Prompt
Every line of the records below that has the word "Progenitors" should be copied.
+++ Exercise materials +++
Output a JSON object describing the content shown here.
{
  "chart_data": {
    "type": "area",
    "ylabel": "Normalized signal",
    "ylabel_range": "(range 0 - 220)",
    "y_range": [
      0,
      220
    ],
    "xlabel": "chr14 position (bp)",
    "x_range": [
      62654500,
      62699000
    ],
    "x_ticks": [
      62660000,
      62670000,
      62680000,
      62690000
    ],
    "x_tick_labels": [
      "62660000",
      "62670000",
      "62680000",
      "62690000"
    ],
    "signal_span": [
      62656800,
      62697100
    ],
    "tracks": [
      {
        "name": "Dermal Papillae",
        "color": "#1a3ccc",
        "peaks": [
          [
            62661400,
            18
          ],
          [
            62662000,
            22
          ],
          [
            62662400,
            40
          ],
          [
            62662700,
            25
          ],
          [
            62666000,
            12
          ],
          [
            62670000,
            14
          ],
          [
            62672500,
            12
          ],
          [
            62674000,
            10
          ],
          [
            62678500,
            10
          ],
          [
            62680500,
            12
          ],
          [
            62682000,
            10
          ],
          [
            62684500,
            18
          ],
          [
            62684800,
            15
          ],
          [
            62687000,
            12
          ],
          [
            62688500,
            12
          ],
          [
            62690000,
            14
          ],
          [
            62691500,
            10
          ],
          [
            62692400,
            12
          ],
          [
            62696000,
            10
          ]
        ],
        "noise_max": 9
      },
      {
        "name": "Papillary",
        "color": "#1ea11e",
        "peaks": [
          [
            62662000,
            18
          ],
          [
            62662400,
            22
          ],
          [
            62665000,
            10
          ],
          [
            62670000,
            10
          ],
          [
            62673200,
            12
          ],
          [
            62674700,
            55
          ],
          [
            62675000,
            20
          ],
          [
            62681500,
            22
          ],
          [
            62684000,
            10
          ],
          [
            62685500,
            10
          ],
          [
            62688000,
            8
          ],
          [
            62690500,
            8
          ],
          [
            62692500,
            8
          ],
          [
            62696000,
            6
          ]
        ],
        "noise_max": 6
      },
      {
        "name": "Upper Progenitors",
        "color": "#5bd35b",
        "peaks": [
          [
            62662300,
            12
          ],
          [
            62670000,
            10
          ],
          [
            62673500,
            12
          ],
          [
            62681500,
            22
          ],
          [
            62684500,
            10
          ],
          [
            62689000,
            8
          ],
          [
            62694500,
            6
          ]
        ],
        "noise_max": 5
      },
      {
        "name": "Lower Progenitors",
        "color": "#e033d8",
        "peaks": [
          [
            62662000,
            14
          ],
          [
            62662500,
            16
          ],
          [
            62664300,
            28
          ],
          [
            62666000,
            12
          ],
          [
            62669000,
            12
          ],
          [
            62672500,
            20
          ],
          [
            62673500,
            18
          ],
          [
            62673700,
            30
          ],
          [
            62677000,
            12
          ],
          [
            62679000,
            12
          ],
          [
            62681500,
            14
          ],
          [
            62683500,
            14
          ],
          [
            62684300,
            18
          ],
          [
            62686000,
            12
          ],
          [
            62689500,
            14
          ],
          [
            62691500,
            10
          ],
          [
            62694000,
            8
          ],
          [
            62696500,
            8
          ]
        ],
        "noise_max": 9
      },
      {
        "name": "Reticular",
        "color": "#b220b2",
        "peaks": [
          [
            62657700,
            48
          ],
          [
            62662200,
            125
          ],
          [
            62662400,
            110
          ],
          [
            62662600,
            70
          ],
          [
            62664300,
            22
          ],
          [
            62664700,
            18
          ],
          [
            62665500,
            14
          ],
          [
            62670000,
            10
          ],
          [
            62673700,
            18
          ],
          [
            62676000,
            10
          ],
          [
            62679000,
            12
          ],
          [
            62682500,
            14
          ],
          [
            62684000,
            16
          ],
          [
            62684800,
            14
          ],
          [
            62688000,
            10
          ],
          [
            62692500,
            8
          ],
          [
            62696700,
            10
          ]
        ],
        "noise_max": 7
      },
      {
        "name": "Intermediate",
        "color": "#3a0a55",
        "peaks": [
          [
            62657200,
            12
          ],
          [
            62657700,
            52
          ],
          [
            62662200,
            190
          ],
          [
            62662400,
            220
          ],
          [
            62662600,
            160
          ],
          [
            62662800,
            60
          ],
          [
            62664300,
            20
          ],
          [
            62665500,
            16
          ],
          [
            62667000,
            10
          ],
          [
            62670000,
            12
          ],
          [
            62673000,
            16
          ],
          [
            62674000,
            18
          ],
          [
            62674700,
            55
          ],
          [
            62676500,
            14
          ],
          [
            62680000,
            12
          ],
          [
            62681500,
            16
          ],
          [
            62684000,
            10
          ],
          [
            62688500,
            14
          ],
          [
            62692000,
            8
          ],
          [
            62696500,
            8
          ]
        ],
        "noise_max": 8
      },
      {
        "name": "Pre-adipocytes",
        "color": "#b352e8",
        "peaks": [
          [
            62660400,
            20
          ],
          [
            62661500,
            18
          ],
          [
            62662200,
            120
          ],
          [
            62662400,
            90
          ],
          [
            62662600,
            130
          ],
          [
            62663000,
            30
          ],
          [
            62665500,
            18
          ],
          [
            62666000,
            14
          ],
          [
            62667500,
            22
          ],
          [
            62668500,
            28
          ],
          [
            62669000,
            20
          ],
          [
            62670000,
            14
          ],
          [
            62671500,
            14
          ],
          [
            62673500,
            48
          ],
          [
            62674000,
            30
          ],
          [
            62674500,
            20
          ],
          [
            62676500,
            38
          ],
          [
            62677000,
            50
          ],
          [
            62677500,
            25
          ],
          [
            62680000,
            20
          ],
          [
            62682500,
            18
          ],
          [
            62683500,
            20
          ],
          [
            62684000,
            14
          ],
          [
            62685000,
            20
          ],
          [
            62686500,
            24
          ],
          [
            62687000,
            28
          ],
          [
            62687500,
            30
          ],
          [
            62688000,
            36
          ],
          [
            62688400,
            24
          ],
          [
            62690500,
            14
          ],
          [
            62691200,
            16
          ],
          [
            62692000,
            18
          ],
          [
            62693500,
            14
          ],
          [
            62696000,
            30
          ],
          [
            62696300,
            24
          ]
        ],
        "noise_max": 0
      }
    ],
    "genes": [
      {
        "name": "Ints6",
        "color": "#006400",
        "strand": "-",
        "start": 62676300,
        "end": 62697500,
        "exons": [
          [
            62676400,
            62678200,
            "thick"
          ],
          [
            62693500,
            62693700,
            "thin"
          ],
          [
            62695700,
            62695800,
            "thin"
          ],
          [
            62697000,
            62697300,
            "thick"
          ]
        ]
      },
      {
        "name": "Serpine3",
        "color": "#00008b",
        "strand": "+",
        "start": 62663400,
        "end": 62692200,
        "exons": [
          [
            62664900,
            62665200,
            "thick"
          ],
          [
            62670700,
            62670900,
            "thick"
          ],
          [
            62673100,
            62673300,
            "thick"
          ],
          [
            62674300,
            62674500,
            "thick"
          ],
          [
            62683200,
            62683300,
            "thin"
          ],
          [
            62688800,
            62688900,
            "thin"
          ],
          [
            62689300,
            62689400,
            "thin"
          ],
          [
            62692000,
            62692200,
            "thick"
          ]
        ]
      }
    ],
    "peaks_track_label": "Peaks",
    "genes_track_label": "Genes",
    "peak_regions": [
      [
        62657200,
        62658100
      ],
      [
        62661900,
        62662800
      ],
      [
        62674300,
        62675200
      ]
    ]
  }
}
+++
Your response
        "name": "Upper Progenitors",
        "name": "Lower Progenitors",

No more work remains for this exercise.